**Exercise details:** Set down the material below word for word, excluding the pictures.

--- Task material ---

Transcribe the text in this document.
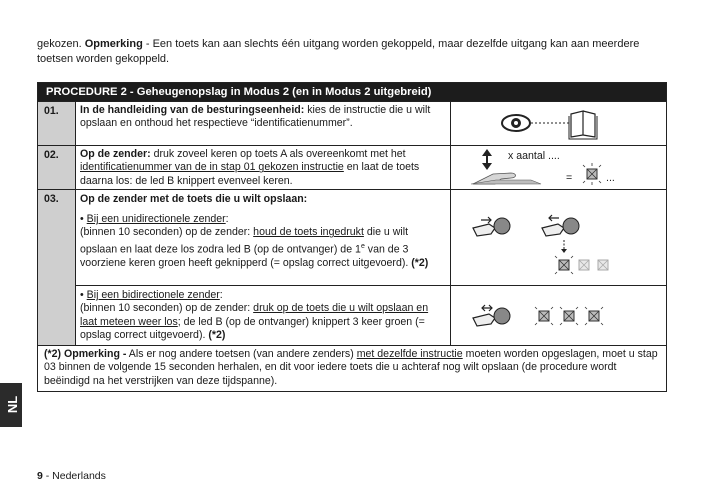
gekozen. Opmerking - Een toets kan aan slechts één uitgang worden gekoppeld, maar dezelfde uitgang kan aan meerdere toetsen worden gekoppeld.
PROCEDURE 2 - Geheugenopslag in Modus 2 (en in Modus 2 uitgebreid)
01.	In de handleiding van de besturingseenheid: kies de instructie die u wilt opslaan en onthoud het respectieve “identificatienummer”.
02.	Op de zender: druk zoveel keren op toets A als overeenkomt met het identificatienummer van de in stap 01 gekozen instructie en laat de toets daarna los: de led B knippert evenveel keren.
x aantal ....
=	...
03.	Op de zender met de toets die u wilt opslaan:
• Bij een unidirectionele zender:
(binnen 10 seconden) op de zender: houd de toets ingedrukt die u wilt opslaan en laat deze los zodra led B (op de ontvanger) de 1e van de 3 voorziene keren groen heeft geknipperd (= opslag correct uitgevoerd). (*2)
• Bij een bidirectionele zender:
(binnen 10 seconden) op de zender: druk op de toets die u wilt opslaan en laat meteen weer los; de led B (op de ontvanger) knippert 3 keer groen (= opslag correct uitgevoerd). (*2)
(*2) Opmerking - Als er nog andere toetsen (van andere zenders) met dezelfde instructie moeten worden opgeslagen, moet u stap 03 binnen de volgende 15 seconden herhalen, en dit voor iedere toets die u achteraf nog wilt opslaan (de procedure wordt beëindigd na het verstrijken van deze tijdspanne).
NL
9 - Nederlands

---

**Response below:**
Transcribe the text in this document.
gekozen. Opmerking - Een toets kan aan slechts één uitgang worden gekoppeld, maar dezelfde uitgang kan aan meerdere toetsen worden gekoppeld.
PROCEDURE 2 - Geheugenopslag in Modus 2 (en in Modus 2 uitgebreid)
01.	In de handleiding van de besturingseenheid: kies de instructie die u wilt opslaan en onthoud het respectieve “identificatienummer”.
02.	Op de zender: druk zoveel keren op toets A als overeenkomt met het identificatienummer van de in stap 01 gekozen instructie en laat de toets daarna los: de led B knippert evenveel keren.
x aantal ....
=	...
03.	Op de zender met de toets die u wilt opslaan:
• Bij een unidirectionele zender:
(binnen 10 seconden) op de zender: houd de toets ingedrukt die u wilt opslaan en laat deze los zodra led B (op de ontvanger) de 1e van de 3 voorziene keren groen heeft geknipperd (= opslag correct uitgevoerd). (*2)
• Bij een bidirectionele zender:
(binnen 10 seconden) op de zender: druk op de toets die u wilt opslaan en laat meteen weer los; de led B (op de ontvanger) knippert 3 keer groen (= opslag correct uitgevoerd). (*2)
(*2) Opmerking - Als er nog andere toetsen (van andere zenders) met dezelfde instructie moeten worden opgeslagen, moet u stap 03 binnen de volgende 15 seconden herhalen, en dit voor iedere toets die u achteraf nog wilt opslaan (de procedure wordt beëindigd na het verstrijken van deze tijdspanne).
NL
9 - Nederlands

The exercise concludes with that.